» Stored records:
□ □ □ □ □ □ □
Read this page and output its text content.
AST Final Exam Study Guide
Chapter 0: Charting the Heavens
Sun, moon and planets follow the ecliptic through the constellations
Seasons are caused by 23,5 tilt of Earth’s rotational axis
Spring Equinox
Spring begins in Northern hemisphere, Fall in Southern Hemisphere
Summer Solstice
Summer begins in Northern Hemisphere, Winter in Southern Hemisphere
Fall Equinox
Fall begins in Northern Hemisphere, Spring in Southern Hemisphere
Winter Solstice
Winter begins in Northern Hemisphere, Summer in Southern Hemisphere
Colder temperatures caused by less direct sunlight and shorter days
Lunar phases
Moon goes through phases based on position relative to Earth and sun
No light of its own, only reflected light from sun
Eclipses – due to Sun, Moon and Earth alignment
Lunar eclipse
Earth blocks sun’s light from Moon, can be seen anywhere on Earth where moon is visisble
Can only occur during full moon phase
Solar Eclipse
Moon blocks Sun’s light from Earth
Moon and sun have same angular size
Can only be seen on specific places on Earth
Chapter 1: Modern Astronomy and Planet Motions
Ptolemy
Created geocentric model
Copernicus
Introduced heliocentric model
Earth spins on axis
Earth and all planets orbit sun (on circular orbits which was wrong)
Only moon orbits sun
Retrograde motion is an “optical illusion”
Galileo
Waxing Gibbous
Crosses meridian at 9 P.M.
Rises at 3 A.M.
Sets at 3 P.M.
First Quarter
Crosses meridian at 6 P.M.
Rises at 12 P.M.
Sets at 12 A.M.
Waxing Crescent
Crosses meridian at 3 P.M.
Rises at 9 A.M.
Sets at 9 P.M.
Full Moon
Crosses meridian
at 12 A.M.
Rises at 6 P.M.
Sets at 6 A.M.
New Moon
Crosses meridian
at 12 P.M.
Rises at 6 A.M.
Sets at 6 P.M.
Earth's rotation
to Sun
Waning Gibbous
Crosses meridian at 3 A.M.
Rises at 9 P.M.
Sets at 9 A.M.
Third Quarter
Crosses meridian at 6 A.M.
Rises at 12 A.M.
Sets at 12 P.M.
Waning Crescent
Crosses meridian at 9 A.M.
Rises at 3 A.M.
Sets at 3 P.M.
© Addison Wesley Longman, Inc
□ □ □ □ □ □ □
» Short exercise:
Return all lines containing "Chapter".

» Solution to the exercise:
Chapter 0: Charting the Heavens
Chapter 1: Modern Astronomy and Planet Motions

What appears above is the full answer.